- **Exercise aim**
Look through the listing for the word "nhằm". Copy each line that has it.

________________________________________

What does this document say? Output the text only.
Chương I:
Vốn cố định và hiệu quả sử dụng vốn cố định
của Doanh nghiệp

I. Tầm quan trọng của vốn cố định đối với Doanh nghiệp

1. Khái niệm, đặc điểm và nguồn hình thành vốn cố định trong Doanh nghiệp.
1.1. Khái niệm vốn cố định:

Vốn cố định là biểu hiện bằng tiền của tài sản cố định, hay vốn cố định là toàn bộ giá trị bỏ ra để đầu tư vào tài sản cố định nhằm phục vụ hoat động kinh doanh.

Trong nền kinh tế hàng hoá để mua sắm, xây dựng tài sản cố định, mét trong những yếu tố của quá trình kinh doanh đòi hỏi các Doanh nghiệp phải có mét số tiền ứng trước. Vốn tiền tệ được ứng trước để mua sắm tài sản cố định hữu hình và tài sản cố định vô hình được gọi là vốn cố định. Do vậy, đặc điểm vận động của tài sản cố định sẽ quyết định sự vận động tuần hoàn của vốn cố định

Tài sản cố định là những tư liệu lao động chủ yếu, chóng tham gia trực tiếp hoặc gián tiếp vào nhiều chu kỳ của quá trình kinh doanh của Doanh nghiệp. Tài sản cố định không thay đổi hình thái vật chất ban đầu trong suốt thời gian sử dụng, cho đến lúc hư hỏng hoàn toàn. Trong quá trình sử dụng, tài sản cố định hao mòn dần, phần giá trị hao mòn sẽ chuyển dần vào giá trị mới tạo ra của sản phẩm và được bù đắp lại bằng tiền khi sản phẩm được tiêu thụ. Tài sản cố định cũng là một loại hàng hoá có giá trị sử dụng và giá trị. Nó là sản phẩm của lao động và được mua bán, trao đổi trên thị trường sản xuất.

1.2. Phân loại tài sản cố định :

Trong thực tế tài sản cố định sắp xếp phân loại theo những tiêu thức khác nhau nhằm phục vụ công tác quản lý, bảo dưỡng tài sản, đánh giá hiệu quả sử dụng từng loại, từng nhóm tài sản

________________________________________

- **Exercise answer**
Vốn cố định là biểu hiện bằng tiền của tài sản cố định, hay vốn cố định là toàn bộ giá trị bỏ ra để đầu tư vào tài sản cố định nhằm phục vụ hoat động kinh doanh.
Trong thực tế tài sản cố định sắp xếp phân loại theo những tiêu thức khác nhau nhằm phục vụ công tác quản lý, bảo dưỡng tài sản, đánh giá hiệu quả sử dụng từng loại, từng nhóm tài sản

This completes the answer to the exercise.